REQUIREMENTS: Check each line of the records for "this"; collect those that have it.

Entries taken from a collection:
○ ○ ○ ○ ○ ○ ○

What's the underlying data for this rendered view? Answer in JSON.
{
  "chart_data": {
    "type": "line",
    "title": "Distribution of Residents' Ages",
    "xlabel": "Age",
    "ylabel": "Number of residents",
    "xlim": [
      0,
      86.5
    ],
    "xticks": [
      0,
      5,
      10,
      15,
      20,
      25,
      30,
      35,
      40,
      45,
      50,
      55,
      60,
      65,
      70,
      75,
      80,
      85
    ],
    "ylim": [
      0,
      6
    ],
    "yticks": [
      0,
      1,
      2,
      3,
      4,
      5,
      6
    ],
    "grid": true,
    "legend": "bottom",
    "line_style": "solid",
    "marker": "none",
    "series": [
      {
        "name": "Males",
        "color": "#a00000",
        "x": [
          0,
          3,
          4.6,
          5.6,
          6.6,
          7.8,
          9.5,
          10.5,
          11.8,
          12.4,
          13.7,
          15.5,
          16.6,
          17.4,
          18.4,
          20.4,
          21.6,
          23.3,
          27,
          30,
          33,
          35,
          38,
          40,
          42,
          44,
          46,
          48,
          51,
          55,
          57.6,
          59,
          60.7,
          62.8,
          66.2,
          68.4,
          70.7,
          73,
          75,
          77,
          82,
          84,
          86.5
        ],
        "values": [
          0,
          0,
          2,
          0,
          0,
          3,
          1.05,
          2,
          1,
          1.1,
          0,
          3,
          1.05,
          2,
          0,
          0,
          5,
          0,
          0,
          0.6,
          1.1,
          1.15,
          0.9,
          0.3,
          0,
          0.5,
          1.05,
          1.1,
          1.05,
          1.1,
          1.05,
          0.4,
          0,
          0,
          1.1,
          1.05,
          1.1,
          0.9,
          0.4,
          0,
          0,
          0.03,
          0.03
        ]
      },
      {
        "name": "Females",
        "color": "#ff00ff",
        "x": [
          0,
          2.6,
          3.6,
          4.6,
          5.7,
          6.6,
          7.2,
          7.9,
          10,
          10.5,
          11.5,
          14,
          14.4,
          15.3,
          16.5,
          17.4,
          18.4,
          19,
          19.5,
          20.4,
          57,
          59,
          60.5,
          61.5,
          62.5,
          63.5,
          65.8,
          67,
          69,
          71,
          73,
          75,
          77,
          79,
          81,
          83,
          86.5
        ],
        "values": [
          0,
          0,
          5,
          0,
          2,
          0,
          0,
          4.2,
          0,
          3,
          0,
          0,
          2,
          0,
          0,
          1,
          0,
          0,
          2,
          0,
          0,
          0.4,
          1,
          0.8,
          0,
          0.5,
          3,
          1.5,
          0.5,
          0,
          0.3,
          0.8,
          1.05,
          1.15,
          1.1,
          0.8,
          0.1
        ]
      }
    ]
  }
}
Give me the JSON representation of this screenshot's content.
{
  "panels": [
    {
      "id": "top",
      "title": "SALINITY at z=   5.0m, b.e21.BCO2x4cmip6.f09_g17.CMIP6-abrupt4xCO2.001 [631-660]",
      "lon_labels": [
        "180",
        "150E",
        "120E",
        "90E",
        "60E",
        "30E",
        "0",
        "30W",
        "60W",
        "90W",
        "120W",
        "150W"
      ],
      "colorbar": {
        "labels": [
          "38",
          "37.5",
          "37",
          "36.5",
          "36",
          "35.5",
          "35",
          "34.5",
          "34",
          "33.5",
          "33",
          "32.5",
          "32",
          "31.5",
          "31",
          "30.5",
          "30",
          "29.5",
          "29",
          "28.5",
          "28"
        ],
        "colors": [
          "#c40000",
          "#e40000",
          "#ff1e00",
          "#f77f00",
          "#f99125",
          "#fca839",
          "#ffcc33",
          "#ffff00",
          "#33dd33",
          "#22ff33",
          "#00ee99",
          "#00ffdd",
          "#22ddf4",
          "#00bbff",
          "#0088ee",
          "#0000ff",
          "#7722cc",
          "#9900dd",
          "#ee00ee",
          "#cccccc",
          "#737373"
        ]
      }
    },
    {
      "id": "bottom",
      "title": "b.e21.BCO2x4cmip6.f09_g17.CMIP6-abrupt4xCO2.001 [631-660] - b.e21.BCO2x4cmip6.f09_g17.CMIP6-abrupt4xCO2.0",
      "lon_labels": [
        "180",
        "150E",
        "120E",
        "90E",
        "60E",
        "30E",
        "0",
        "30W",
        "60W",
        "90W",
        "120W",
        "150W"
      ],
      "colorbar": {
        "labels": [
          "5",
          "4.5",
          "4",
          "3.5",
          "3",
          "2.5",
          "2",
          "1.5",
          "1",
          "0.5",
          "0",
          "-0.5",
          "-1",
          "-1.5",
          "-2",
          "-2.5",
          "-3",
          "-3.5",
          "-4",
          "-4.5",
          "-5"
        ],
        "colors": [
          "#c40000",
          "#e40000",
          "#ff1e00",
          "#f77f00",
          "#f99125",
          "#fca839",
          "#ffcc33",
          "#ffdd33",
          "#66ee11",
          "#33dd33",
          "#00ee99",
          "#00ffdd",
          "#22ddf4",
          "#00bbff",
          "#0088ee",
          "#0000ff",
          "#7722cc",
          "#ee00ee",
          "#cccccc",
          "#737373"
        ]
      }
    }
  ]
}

○ ○ ○ ○ ○ ○ ○

WRITTEN RESPONSE:
What's the underlying data for this rendered view? Answer in JSON.
Give me the JSON representation of this screenshot's content.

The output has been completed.